— Brief —
Count every line in the entries that contains "Yerel". Report that count alone.

---- Material for this task

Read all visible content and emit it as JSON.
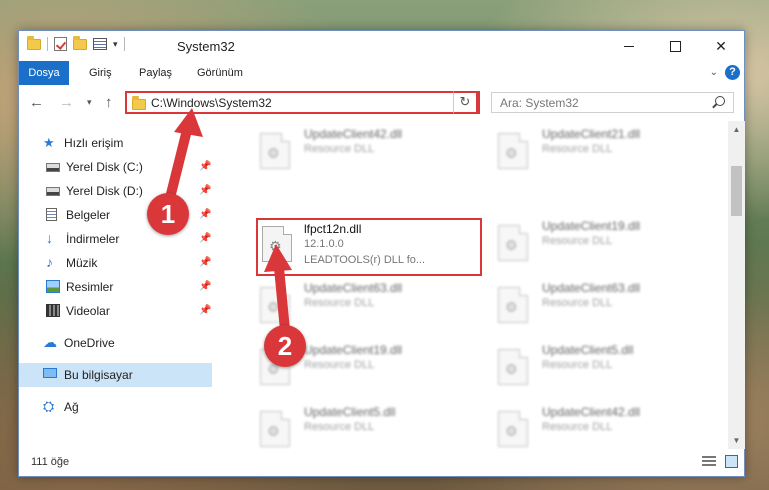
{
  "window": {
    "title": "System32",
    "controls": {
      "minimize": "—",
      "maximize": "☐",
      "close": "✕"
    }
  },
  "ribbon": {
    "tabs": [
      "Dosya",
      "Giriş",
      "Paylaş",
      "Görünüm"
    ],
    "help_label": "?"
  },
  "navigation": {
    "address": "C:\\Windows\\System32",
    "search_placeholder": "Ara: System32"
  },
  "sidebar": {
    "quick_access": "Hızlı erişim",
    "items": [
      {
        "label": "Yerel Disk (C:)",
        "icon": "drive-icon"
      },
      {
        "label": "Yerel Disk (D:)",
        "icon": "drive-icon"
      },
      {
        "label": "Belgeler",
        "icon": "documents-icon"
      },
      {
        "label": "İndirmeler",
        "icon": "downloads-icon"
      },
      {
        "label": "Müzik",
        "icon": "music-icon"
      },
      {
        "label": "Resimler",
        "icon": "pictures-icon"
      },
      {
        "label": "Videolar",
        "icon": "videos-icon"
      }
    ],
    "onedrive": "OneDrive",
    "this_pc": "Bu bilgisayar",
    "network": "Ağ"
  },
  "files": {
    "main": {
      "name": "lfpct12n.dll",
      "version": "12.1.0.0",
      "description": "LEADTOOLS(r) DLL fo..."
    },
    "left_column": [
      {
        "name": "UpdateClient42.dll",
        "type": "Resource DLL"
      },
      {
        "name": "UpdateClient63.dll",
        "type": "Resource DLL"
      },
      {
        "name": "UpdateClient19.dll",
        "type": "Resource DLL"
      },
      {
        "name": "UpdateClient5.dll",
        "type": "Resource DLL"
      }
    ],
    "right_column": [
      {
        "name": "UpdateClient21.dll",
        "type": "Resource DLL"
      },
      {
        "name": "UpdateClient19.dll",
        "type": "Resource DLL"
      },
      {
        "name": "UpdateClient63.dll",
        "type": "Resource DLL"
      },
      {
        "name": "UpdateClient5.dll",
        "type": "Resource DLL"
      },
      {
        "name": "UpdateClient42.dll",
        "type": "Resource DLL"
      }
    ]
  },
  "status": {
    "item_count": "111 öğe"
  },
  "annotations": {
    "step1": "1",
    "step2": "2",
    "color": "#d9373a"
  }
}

--------
---- Material for this task

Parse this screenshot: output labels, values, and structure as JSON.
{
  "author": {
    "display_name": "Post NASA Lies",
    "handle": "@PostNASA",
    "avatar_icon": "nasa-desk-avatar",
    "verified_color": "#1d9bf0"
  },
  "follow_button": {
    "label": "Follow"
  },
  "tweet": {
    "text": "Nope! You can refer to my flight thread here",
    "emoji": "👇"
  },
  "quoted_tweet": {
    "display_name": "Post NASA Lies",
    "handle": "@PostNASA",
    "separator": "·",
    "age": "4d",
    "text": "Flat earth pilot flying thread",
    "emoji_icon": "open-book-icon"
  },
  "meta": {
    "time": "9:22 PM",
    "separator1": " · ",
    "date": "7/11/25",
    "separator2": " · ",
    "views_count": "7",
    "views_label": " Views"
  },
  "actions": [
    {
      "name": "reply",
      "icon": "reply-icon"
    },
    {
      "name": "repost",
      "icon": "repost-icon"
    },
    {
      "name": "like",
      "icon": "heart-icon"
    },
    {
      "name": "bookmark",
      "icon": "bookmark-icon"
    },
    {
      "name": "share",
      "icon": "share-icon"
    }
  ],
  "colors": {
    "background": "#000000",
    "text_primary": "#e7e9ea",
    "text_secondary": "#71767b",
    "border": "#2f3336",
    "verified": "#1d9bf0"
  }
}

--------
---- Material for this task

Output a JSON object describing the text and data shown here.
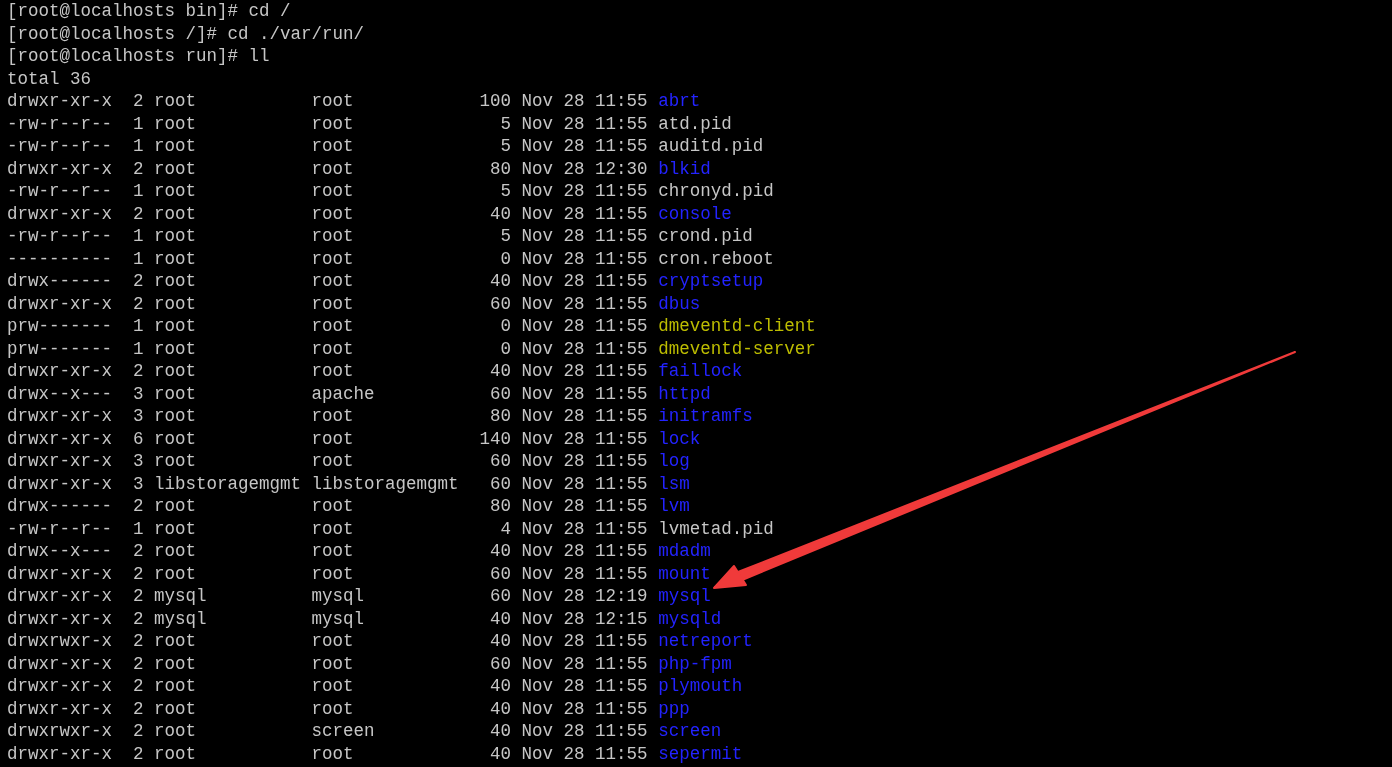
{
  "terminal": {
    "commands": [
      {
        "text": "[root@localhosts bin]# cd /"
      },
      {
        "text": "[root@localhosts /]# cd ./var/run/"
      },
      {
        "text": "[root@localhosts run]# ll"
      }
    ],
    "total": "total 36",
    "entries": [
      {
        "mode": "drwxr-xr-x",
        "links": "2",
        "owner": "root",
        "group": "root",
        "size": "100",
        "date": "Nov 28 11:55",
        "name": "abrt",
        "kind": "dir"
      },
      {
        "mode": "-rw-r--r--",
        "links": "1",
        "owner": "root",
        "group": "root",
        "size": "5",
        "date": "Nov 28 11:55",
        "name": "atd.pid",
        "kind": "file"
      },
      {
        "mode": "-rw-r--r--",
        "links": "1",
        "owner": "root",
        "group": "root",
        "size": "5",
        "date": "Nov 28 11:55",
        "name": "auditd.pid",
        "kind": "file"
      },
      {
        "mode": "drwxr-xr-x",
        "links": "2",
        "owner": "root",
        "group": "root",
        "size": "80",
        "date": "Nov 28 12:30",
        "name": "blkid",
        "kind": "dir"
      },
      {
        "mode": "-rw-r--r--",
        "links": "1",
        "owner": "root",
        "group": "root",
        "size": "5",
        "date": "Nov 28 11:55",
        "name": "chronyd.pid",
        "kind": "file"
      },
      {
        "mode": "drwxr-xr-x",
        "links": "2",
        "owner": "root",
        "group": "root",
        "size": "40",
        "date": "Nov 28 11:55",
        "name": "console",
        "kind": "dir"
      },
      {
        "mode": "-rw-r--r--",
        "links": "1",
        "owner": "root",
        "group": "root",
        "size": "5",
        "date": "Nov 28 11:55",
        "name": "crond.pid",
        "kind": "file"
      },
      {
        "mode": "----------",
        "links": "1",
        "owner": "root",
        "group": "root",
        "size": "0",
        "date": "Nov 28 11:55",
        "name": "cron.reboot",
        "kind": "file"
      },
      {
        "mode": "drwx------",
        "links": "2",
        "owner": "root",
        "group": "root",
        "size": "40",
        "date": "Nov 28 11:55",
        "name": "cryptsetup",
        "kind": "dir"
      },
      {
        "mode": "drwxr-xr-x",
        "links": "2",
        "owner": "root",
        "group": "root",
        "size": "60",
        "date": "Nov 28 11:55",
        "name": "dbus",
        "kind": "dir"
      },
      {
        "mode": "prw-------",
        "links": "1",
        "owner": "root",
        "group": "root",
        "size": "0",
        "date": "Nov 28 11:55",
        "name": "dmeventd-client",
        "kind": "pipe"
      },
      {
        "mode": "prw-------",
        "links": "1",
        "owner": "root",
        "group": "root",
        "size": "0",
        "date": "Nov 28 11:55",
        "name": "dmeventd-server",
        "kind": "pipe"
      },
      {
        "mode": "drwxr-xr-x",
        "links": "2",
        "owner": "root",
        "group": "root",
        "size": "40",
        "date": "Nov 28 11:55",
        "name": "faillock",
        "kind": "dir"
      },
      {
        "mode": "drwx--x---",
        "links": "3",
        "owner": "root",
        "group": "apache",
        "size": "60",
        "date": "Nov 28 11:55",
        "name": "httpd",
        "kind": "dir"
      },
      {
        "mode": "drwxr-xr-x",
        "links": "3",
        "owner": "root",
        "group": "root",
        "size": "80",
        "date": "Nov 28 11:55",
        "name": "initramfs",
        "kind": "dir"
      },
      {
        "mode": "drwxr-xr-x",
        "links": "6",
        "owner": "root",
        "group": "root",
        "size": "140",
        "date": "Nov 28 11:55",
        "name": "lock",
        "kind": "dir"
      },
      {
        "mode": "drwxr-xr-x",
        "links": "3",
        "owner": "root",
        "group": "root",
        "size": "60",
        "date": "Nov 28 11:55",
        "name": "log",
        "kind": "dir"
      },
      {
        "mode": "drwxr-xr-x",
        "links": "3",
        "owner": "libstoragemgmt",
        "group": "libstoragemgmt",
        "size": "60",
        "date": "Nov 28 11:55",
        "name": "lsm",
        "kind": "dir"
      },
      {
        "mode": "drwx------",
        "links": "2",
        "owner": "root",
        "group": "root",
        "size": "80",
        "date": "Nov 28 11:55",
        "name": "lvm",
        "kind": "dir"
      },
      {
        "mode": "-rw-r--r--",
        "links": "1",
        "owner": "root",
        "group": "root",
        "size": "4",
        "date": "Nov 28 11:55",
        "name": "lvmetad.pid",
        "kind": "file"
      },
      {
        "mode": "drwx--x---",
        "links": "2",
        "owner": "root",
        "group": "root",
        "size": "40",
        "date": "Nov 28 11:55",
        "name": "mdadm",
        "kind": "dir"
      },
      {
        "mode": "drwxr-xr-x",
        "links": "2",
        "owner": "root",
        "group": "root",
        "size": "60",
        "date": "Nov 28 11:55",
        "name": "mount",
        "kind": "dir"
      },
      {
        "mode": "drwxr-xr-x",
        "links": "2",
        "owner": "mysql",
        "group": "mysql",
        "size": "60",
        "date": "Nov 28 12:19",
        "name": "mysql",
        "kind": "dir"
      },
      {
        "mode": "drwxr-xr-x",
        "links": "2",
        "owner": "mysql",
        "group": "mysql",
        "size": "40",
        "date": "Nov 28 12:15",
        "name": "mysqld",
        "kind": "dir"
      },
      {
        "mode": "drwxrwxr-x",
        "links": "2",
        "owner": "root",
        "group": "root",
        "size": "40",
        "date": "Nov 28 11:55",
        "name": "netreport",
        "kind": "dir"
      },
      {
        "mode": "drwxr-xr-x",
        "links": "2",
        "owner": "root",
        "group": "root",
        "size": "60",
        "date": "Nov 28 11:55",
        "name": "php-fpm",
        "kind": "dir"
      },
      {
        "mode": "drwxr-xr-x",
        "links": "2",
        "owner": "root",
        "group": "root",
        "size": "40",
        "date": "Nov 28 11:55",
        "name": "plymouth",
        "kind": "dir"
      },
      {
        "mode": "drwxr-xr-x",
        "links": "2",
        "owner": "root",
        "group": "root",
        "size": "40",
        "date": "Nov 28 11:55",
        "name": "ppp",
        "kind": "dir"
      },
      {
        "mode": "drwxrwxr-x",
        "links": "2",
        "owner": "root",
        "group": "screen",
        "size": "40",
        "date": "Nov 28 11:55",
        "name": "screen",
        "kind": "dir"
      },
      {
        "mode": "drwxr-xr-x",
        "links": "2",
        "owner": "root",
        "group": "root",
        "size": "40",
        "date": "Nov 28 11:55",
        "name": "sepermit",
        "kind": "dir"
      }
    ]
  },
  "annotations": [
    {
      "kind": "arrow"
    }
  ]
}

--------

— The output —
2